SET TASK = Reproduce all records verbatim.
--- PROVIDED RECORDS ---
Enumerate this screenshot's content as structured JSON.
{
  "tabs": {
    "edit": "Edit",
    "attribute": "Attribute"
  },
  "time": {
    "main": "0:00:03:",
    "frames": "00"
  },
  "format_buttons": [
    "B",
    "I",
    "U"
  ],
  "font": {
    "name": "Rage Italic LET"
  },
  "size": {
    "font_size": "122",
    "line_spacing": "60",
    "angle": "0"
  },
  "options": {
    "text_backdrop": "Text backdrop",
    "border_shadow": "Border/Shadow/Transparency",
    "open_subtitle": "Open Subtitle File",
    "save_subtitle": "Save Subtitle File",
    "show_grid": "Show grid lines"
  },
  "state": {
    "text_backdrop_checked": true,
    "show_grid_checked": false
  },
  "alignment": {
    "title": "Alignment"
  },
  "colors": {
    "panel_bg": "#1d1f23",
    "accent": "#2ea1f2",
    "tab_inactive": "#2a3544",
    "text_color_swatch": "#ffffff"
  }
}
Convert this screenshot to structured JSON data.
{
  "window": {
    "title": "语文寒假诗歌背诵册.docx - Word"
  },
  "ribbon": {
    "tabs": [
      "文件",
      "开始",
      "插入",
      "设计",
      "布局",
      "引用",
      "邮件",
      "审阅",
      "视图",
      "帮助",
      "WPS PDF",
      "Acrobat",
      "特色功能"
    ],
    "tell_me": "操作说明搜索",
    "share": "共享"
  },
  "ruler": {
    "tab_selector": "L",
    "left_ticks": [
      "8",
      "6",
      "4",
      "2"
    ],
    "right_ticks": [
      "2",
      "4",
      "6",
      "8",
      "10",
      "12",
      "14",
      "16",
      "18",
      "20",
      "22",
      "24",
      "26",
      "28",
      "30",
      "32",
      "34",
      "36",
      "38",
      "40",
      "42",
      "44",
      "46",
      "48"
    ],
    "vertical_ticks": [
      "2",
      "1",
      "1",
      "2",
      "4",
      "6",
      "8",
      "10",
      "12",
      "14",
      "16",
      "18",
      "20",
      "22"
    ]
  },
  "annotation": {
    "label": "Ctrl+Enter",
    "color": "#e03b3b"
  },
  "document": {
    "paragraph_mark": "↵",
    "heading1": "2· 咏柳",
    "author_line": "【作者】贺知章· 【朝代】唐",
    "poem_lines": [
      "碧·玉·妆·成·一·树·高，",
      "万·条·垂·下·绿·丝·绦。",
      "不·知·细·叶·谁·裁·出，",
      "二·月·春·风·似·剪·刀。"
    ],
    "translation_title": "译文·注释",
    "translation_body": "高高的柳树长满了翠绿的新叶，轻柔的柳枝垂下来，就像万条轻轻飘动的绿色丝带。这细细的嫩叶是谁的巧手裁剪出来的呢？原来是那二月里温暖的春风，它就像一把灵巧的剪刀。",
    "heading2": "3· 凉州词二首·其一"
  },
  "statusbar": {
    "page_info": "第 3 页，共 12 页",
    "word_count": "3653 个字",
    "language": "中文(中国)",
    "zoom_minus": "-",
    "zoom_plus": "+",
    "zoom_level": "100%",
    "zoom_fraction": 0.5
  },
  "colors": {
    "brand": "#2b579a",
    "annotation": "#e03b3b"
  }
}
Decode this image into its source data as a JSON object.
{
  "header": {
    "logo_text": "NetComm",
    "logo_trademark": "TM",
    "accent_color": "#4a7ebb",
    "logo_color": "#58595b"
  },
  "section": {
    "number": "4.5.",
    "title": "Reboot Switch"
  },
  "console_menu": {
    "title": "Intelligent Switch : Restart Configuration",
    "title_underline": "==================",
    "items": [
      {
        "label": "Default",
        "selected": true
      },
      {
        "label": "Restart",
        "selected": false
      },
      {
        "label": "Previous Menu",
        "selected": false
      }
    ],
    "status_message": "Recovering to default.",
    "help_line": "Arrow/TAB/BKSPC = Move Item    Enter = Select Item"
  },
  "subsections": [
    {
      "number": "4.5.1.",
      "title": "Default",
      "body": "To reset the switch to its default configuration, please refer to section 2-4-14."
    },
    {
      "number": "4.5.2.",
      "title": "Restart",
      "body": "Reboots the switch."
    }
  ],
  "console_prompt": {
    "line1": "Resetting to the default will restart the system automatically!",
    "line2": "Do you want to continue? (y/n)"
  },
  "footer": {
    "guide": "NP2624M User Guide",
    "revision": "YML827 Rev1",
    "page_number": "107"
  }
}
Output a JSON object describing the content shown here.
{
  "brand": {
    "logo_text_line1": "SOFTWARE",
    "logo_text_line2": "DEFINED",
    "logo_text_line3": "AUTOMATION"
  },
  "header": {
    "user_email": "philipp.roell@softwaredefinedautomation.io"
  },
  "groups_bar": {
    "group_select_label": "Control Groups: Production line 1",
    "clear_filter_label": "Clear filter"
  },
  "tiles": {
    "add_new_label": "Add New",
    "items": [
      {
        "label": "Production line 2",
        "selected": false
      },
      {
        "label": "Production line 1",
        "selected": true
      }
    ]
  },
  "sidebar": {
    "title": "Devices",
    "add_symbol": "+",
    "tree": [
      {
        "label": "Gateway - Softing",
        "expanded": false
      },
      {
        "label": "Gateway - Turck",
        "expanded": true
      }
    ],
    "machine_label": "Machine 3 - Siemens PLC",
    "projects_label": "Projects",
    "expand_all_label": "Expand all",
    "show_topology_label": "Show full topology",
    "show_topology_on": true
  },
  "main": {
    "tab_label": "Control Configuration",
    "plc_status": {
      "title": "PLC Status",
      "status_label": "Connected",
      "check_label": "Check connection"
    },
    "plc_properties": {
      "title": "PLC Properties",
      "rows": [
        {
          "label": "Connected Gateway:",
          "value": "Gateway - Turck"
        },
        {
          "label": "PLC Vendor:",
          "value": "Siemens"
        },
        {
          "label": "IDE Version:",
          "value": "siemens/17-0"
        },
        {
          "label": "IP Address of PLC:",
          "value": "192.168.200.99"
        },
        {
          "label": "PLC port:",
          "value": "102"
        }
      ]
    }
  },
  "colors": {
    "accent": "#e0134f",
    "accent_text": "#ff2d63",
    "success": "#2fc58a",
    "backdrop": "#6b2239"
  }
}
---
SOLUTION =
Enumerate this screenshot's content as structured JSON.
{
  "tabs": {
    "edit": "Edit",
    "attribute": "Attribute"
  },
  "time": {
    "main": "0:00:03:",
    "frames": "00"
  },
  "format_buttons": [
    "B",
    "I",
    "U"
  ],
  "font": {
    "name": "Rage Italic LET"
  },
  "size": {
    "font_size": "122",
    "line_spacing": "60",
    "angle": "0"
  },
  "options": {
    "text_backdrop": "Text backdrop",
    "border_shadow": "Border/Shadow/Transparency",
    "open_subtitle": "Open Subtitle File",
    "save_subtitle": "Save Subtitle File",
    "show_grid": "Show grid lines"
  },
  "state": {
    "text_backdrop_checked": true,
    "show_grid_checked": false
  },
  "alignment": {
    "title": "Alignment"
  },
  "colors": {
    "panel_bg": "#1d1f23",
    "accent": "#2ea1f2",
    "tab_inactive": "#2a3544",
    "text_color_swatch": "#ffffff"
  }
}
Convert this screenshot to structured JSON data.
{
  "window": {
    "title": "语文寒假诗歌背诵册.docx - Word"
  },
  "ribbon": {
    "tabs": [
      "文件",
      "开始",
      "插入",
      "设计",
      "布局",
      "引用",
      "邮件",
      "审阅",
      "视图",
      "帮助",
      "WPS PDF",
      "Acrobat",
      "特色功能"
    ],
    "tell_me": "操作说明搜索",
    "share": "共享"
  },
  "ruler": {
    "tab_selector": "L",
    "left_ticks": [
      "8",
      "6",
      "4",
      "2"
    ],
    "right_ticks": [
      "2",
      "4",
      "6",
      "8",
      "10",
      "12",
      "14",
      "16",
      "18",
      "20",
      "22",
      "24",
      "26",
      "28",
      "30",
      "32",
      "34",
      "36",
      "38",
      "40",
      "42",
      "44",
      "46",
      "48"
    ],
    "vertical_ticks": [
      "2",
      "1",
      "1",
      "2",
      "4",
      "6",
      "8",
      "10",
      "12",
      "14",
      "16",
      "18",
      "20",
      "22"
    ]
  },
  "annotation": {
    "label": "Ctrl+Enter",
    "color": "#e03b3b"
  },
  "document": {
    "paragraph_mark": "↵",
    "heading1": "2· 咏柳",
    "author_line": "【作者】贺知章· 【朝代】唐",
    "poem_lines": [
      "碧·玉·妆·成·一·树·高，",
      "万·条·垂·下·绿·丝·绦。",
      "不·知·细·叶·谁·裁·出，",
      "二·月·春·风·似·剪·刀。"
    ],
    "translation_title": "译文·注释",
    "translation_body": "高高的柳树长满了翠绿的新叶，轻柔的柳枝垂下来，就像万条轻轻飘动的绿色丝带。这细细的嫩叶是谁的巧手裁剪出来的呢？原来是那二月里温暖的春风，它就像一把灵巧的剪刀。",
    "heading2": "3· 凉州词二首·其一"
  },
  "statusbar": {
    "page_info": "第 3 页，共 12 页",
    "word_count": "3653 个字",
    "language": "中文(中国)",
    "zoom_minus": "-",
    "zoom_plus": "+",
    "zoom_level": "100%",
    "zoom_fraction": 0.5
  },
  "colors": {
    "brand": "#2b579a",
    "annotation": "#e03b3b"
  }
}
Decode this image into its source data as a JSON object.
{
  "header": {
    "logo_text": "NetComm",
    "logo_trademark": "TM",
    "accent_color": "#4a7ebb",
    "logo_color": "#58595b"
  },
  "section": {
    "number": "4.5.",
    "title": "Reboot Switch"
  },
  "console_menu": {
    "title": "Intelligent Switch : Restart Configuration",
    "title_underline": "==================",
    "items": [
      {
        "label": "Default",
        "selected": true
      },
      {
        "label": "Restart",
        "selected": false
      },
      {
        "label": "Previous Menu",
        "selected": false
      }
    ],
    "status_message": "Recovering to default.",
    "help_line": "Arrow/TAB/BKSPC = Move Item    Enter = Select Item"
  },
  "subsections": [
    {
      "number": "4.5.1.",
      "title": "Default",
      "body": "To reset the switch to its default configuration, please refer to section 2-4-14."
    },
    {
      "number": "4.5.2.",
      "title": "Restart",
      "body": "Reboots the switch."
    }
  ],
  "console_prompt": {
    "line1": "Resetting to the default will restart the system automatically!",
    "line2": "Do you want to continue? (y/n)"
  },
  "footer": {
    "guide": "NP2624M User Guide",
    "revision": "YML827 Rev1",
    "page_number": "107"
  }
}
Output a JSON object describing the content shown here.
{
  "brand": {
    "logo_text_line1": "SOFTWARE",
    "logo_text_line2": "DEFINED",
    "logo_text_line3": "AUTOMATION"
  },
  "header": {
    "user_email": "philipp.roell@softwaredefinedautomation.io"
  },
  "groups_bar": {
    "group_select_label": "Control Groups: Production line 1",
    "clear_filter_label": "Clear filter"
  },
  "tiles": {
    "add_new_label": "Add New",
    "items": [
      {
        "label": "Production line 2",
        "selected": false
      },
      {
        "label": "Production line 1",
        "selected": true
      }
    ]
  },
  "sidebar": {
    "title": "Devices",
    "add_symbol": "+",
    "tree": [
      {
        "label": "Gateway - Softing",
        "expanded": false
      },
      {
        "label": "Gateway - Turck",
        "expanded": true
      }
    ],
    "machine_label": "Machine 3 - Siemens PLC",
    "projects_label": "Projects",
    "expand_all_label": "Expand all",
    "show_topology_label": "Show full topology",
    "show_topology_on": true
  },
  "main": {
    "tab_label": "Control Configuration",
    "plc_status": {
      "title": "PLC Status",
      "status_label": "Connected",
      "check_label": "Check connection"
    },
    "plc_properties": {
      "title": "PLC Properties",
      "rows": [
        {
          "label": "Connected Gateway:",
          "value": "Gateway - Turck"
        },
        {
          "label": "PLC Vendor:",
          "value": "Siemens"
        },
        {
          "label": "IDE Version:",
          "value": "siemens/17-0"
        },
        {
          "label": "IP Address of PLC:",
          "value": "192.168.200.99"
        },
        {
          "label": "PLC port:",
          "value": "102"
        }
      ]
    }
  },
  "colors": {
    "accent": "#e0134f",
    "accent_text": "#ff2d63",
    "success": "#2fc58a",
    "backdrop": "#6b2239"
  }
}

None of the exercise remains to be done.